Hbase设置多个hmaster

为了保证HBase集群的高可靠性,HBase支持多Backup Master 设置。当Active Master挂掉后,Backup Master可以自动接管整个HBase的集群。

该配置极其简单:

在$HBASE_HOME/conf/ 目录下新增文件配置backup-masters,在其内添加要用做Backup Master的节点hostname。如下:

[[email protected] conf]$ cat backup-masters
node1

之后,启动整个集群,我们会发现,在master和node1上,都启动了HMaster进程:

[[email protected] conf]$ jps
25188 NameNode
3319 QuorumPeerMain
31725 Jps
25595 ResourceManager
31077 HMaster
25711 NodeManager
25303 DataNode
31617 Main
31220 HRegionServer
[[email protected] root]$ jps
11560 DataNode
11762 NodeManager
20769 Jps
415 QuorumPeerMain
11675 SecondaryNameNode
20394 HRegionServer
20507 HMaster

此时查看node1上master节点的log,可以看到如下的信息:

[[email protected] logs]$ tail -f hbase-hbase-master-node1.log
2015-10-10 05:35:09,609 INFO  [main] mortbay.log: Started [email protected]0.0.0.0:60010
2015-10-10 05:35:09,613 INFO  [main] master.HMaster: hbase.rootdir=hdfs://master:9000/hbase, hbase.cluster.distributed=true
2015-10-10 05:35:09,631 INFO  [main] master.HMaster: Adding backup master ZNode /hbase/backup-masters/node1,60000,1444455307700
2015-10-10 05:35:09,806 INFO  [node1:60000.activeMasterManager] master.ActiveMasterManager: Another master is the active master, master,60000,1444455305852; waiting to become the next active master
2015-10-10 05:35:09,858 INFO  [master/node1/10.0.52.145:60000] zookeeper.RecoverableZooKeeper: Process identifier=hconnection-0x10135dbc connecting to ZooKeeper ensemble=master:2181,node1:2181,node2:2181
2015-10-10 05:35:09,858 INFO  [master/node1/10.0.52.145:60000] zookeeper.ZooKeeper: Initiating client connection, connectString=master:2181,node1:2181,node2:2181 sessionTimeout=90000 watcher=hconnection-0x10135dbc0x0, quorum=master:2181,node1:2181,node2:2181, baseZNode=/hbase
2015-10-10 05:35:09,859 INFO  [master/node1/10.0.52.145:60000-SendThread(node2:2181)] zookeeper.ClientCnxn: Opening socket connection to server node2/10.0.52.146:2181. Will not attempt to authenticate using SASL (unknown error)

任务要求
根据上面关于HBase设置多个HMaster的文字,说明为什么要配置Backup Master。

所示条目
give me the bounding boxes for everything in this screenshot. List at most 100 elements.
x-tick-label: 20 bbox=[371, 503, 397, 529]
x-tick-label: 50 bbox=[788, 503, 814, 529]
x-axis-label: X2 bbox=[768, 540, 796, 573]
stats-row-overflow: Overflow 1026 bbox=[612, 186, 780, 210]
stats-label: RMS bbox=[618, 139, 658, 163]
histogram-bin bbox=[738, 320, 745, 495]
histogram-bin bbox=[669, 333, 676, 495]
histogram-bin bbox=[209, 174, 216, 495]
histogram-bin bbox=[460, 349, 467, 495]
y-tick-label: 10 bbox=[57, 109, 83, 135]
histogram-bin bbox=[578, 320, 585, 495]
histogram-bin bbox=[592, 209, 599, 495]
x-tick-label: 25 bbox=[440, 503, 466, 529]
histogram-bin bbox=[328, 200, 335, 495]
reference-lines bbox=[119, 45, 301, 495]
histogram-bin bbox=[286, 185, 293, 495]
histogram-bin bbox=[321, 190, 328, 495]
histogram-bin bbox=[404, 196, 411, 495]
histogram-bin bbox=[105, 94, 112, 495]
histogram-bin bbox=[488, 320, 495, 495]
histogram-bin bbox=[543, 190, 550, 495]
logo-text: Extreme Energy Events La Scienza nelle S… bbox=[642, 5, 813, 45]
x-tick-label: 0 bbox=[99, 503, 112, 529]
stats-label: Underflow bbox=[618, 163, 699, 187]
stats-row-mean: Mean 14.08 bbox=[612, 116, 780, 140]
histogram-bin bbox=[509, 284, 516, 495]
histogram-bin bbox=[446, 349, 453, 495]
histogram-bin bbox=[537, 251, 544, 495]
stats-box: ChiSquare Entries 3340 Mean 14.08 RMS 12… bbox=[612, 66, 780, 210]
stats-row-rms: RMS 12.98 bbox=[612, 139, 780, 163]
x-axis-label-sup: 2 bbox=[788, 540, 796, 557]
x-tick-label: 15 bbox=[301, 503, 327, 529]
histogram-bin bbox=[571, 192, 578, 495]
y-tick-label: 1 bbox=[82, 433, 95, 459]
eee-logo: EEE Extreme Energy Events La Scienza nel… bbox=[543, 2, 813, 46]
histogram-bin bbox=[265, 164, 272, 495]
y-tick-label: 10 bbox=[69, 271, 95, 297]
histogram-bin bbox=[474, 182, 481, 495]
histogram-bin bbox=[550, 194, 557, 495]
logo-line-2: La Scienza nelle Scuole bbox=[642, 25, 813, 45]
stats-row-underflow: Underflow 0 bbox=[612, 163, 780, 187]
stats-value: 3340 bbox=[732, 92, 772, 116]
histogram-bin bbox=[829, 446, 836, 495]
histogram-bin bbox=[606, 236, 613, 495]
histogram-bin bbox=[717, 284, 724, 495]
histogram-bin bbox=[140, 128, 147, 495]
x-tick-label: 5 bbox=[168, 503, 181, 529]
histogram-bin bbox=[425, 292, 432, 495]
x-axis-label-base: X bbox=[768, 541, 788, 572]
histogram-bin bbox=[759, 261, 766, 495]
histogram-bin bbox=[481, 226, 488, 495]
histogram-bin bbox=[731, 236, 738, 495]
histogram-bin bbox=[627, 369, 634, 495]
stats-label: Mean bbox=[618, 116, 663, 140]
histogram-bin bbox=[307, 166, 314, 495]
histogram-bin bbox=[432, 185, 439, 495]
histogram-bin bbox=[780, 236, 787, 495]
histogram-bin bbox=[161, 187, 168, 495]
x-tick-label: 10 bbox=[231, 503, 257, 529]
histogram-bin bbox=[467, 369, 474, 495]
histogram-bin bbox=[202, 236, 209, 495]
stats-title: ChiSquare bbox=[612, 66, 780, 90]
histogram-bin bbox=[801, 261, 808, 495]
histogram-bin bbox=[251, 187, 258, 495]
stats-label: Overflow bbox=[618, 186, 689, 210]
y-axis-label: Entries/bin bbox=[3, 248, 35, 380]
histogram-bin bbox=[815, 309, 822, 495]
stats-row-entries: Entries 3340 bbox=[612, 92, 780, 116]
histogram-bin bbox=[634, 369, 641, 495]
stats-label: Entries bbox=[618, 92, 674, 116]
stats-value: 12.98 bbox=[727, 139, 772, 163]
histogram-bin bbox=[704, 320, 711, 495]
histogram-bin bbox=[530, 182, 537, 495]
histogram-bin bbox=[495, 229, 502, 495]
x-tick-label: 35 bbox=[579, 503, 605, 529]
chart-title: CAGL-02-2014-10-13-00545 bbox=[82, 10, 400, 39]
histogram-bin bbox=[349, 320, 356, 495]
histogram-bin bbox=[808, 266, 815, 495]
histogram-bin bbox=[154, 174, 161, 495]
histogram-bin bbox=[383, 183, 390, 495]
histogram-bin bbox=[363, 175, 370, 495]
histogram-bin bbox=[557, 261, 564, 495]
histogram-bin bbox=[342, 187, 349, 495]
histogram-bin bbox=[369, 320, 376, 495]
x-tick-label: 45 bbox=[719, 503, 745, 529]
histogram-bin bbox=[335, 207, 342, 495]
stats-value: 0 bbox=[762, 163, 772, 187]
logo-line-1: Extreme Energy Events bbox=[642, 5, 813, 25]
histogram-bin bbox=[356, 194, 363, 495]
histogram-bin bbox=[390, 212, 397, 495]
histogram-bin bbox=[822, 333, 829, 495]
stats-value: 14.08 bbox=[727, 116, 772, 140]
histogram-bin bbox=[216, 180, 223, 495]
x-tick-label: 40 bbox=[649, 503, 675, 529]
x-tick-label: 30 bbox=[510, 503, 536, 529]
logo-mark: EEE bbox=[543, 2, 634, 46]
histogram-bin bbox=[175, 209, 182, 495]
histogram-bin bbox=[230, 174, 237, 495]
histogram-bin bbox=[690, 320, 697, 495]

问题解答
配置Backup Master是为了保证HBase集群的高可靠性。当Active Master挂掉后,Backup Master可以自动接管整个HBase集群。